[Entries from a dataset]

────────────────────

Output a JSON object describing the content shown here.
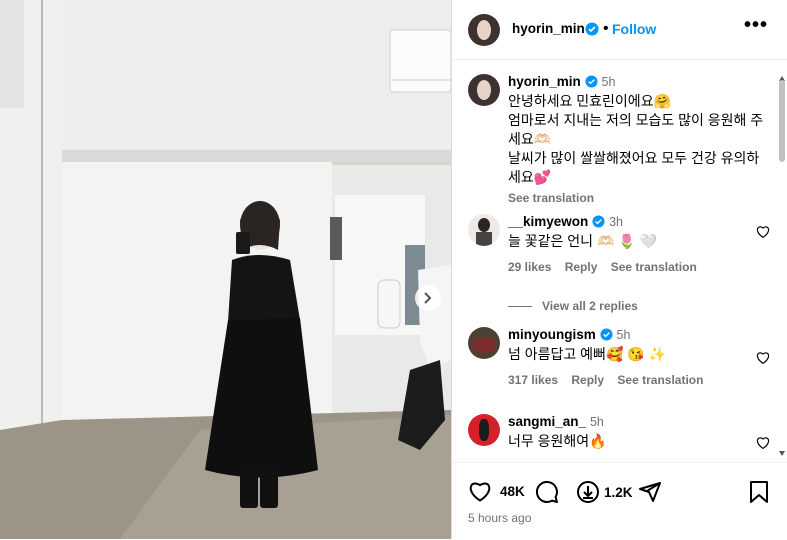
{
  "post": {
    "username": "hyorin_min",
    "follow_label": "Follow",
    "more_label": "•••"
  },
  "caption": {
    "username": "hyorin_min",
    "time": "5h",
    "lines": [
      "안녕하세요 민효린이에요🤗",
      "엄마로서 지내는 저의 모습도 많이 응원해 주세요🫶🏻",
      "날씨가 많이 쌀쌀해졌어요 모두 건강 유의하세요💕"
    ],
    "see_translation": "See translation"
  },
  "comments": [
    {
      "username": "__kimyewon",
      "time": "3h",
      "text": "늘 꽃같은 언니 🫶🏻 🌷 🤍",
      "likes": "29 likes",
      "reply": "Reply",
      "see_translation": "See translation",
      "view_replies": "View all 2 replies"
    },
    {
      "username": "minyoungism",
      "time": "5h",
      "text": "넘 아름답고 예뻐🥰 😘 ✨",
      "likes": "317 likes",
      "reply": "Reply",
      "see_translation": "See translation"
    },
    {
      "username": "sangmi_an_",
      "time": "5h",
      "text": "너무 응원해여🔥"
    }
  ],
  "actions": {
    "likes_count": "48K",
    "saves_count": "1.2K",
    "timestamp": "5 hours ago"
  },
  "colors": {
    "accent": "#0095f6",
    "verified": "#0095f6",
    "muted": "#737373"
  },
  "icons": [
    "verified-icon",
    "heart-icon",
    "comment-icon",
    "download-icon",
    "share-icon",
    "bookmark-icon",
    "chevron-right-icon",
    "more-icon"
  ]
}
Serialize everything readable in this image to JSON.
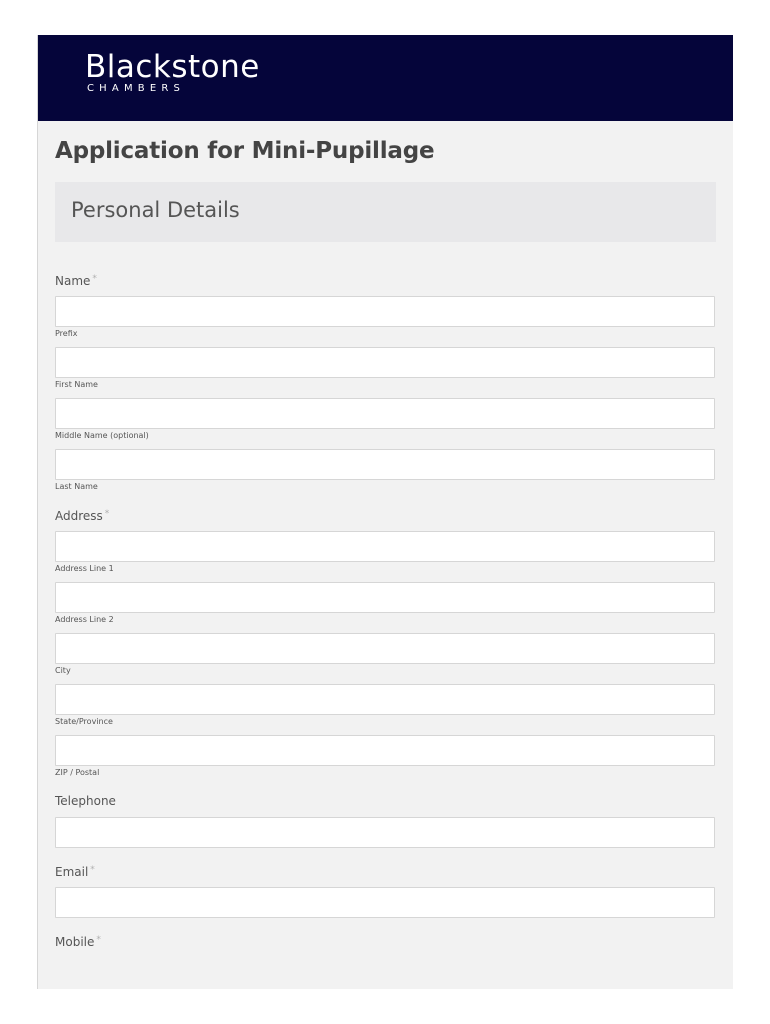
{
  "brand": {
    "name": "Blackstone",
    "subtitle": "CHAMBERS",
    "header_color": "#05053a"
  },
  "form": {
    "title": "Application for Mini-Pupillage",
    "section_title": "Personal Details",
    "required_marker": "*",
    "name": {
      "label": "Name",
      "fields": [
        {
          "sublabel": "Prefix",
          "value": ""
        },
        {
          "sublabel": "First Name",
          "value": ""
        },
        {
          "sublabel": "Middle Name (optional)",
          "value": ""
        },
        {
          "sublabel": "Last Name",
          "value": ""
        }
      ]
    },
    "address": {
      "label": "Address",
      "fields": [
        {
          "sublabel": "Address Line 1",
          "value": ""
        },
        {
          "sublabel": "Address Line 2",
          "value": ""
        },
        {
          "sublabel": "City",
          "value": ""
        },
        {
          "sublabel": "State/Province",
          "value": ""
        },
        {
          "sublabel": "ZIP / Postal",
          "value": ""
        }
      ]
    },
    "telephone": {
      "label": "Telephone",
      "value": ""
    },
    "email": {
      "label": "Email",
      "value": ""
    },
    "mobile": {
      "label": "Mobile"
    }
  }
}
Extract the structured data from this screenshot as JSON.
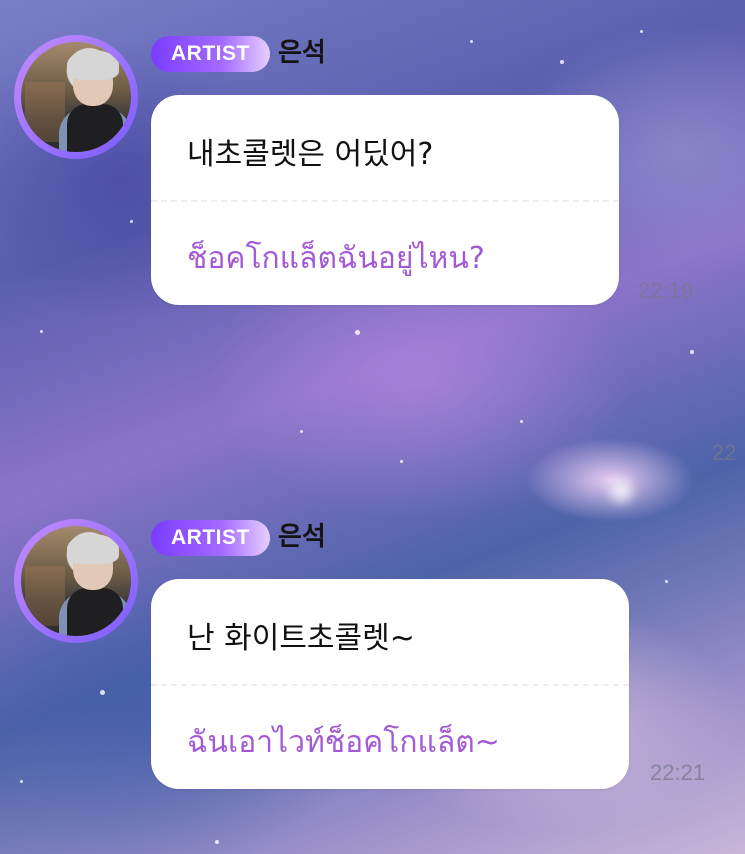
{
  "messages": [
    {
      "badge": "ARTIST",
      "sender": "은석",
      "original": "내초콜렛은 어딨어?",
      "translation": "ช็อคโกแล็ตฉันอยู่ไหน?",
      "time": "22:19"
    },
    {
      "badge": "ARTIST",
      "sender": "은석",
      "original": "난 화이트초콜렛~",
      "translation": "ฉันเอาไวท์ช็อคโกแล็ต~",
      "time": "22:21"
    }
  ],
  "partial_time": "22"
}
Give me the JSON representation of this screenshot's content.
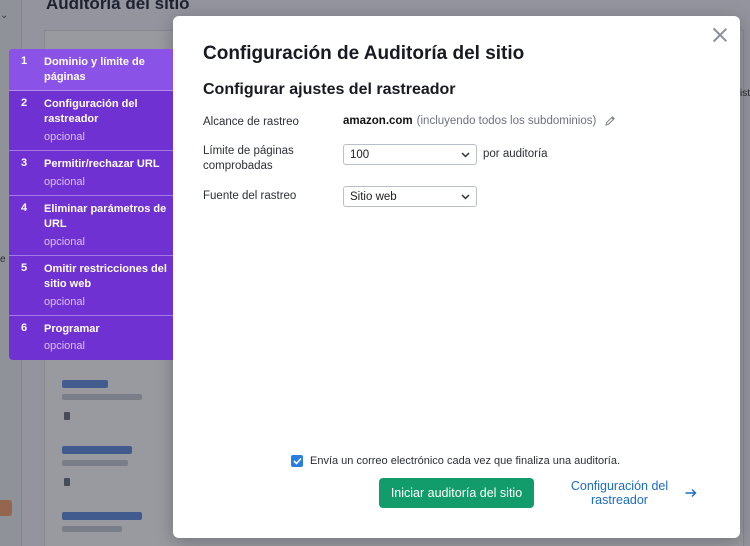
{
  "background": {
    "page_title": "Auditoría del sitio",
    "edge_left": "e",
    "edge_right": "ist"
  },
  "modal": {
    "title": "Configuración de Auditoría del sitio",
    "subtitle": "Configurar ajustes del rastreador",
    "scope": {
      "label": "Alcance de rastreo",
      "domain": "amazon.com",
      "note": "(incluyendo todos los subdominios)"
    },
    "page_limit": {
      "label": "Límite de páginas comprobadas",
      "value": "100",
      "suffix": "por auditoría"
    },
    "crawl_source": {
      "label": "Fuente del rastreo",
      "value": "Sitio web"
    },
    "email_checkbox": {
      "checked": true,
      "label": "Envía un correo electrónico cada vez que finaliza una auditoría."
    },
    "start_button": "Iniciar auditoría del sitio",
    "crawler_settings_link": "Configuración del rastreador"
  },
  "steps": [
    {
      "num": "1",
      "title": "Dominio y límite de páginas",
      "optional": "",
      "active": true
    },
    {
      "num": "2",
      "title": "Configuración del rastreador",
      "optional": "opcional",
      "active": false
    },
    {
      "num": "3",
      "title": "Permitir/rechazar URL",
      "optional": "opcional",
      "active": false
    },
    {
      "num": "4",
      "title": "Eliminar parámetros de URL",
      "optional": "opcional",
      "active": false
    },
    {
      "num": "5",
      "title": "Omitir restricciones del sitio web",
      "optional": "opcional",
      "active": false
    },
    {
      "num": "6",
      "title": "Programar",
      "optional": "opcional",
      "active": false
    }
  ],
  "colors": {
    "sidebar": "#7031d3",
    "sidebar_active": "#8a52e6",
    "primary_button": "#139c6b",
    "link": "#1a6bc6",
    "checkbox": "#2b7de1"
  }
}
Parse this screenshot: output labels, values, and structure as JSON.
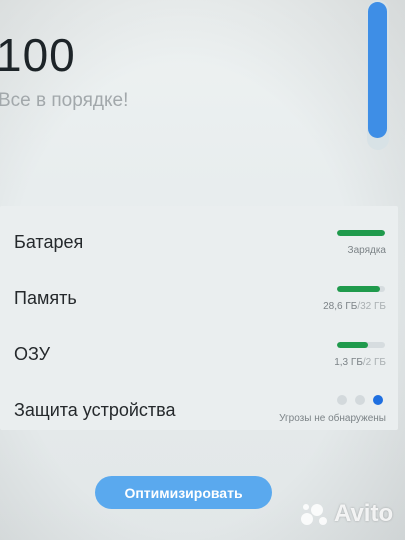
{
  "score": {
    "value": "100"
  },
  "status_message": "Все в порядке!",
  "scroll_position": 0,
  "rows": [
    {
      "label": "Батарея",
      "bar_fill": 1.0,
      "bar_color": "#1f9a4c",
      "status": "Зарядка"
    },
    {
      "label": "Память",
      "bar_fill": 0.89,
      "bar_color": "#1f9a4c",
      "used": "28,6 ГБ",
      "total": "/32 ГБ"
    },
    {
      "label": "ОЗУ",
      "bar_fill": 0.65,
      "bar_color": "#1f9a4c",
      "used": "1,3 ГБ",
      "total": "/2 ГБ"
    },
    {
      "label": "Защита устройства",
      "status": "Угрозы не обнаружены",
      "indicator_active": 3,
      "indicator_color": "#1f6fe0"
    }
  ],
  "optimize_button": {
    "label": "Оптимизировать"
  },
  "watermark": {
    "brand": "Avito"
  }
}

────────────────────

▶ _DIRECTION_:
Where a line above holds the string "content", show that line.

▶ _RESULT OF THIS EXERCISE_:
Output a JSON object describing the content shown here.
Give me the JSON representation of this screenshot's content.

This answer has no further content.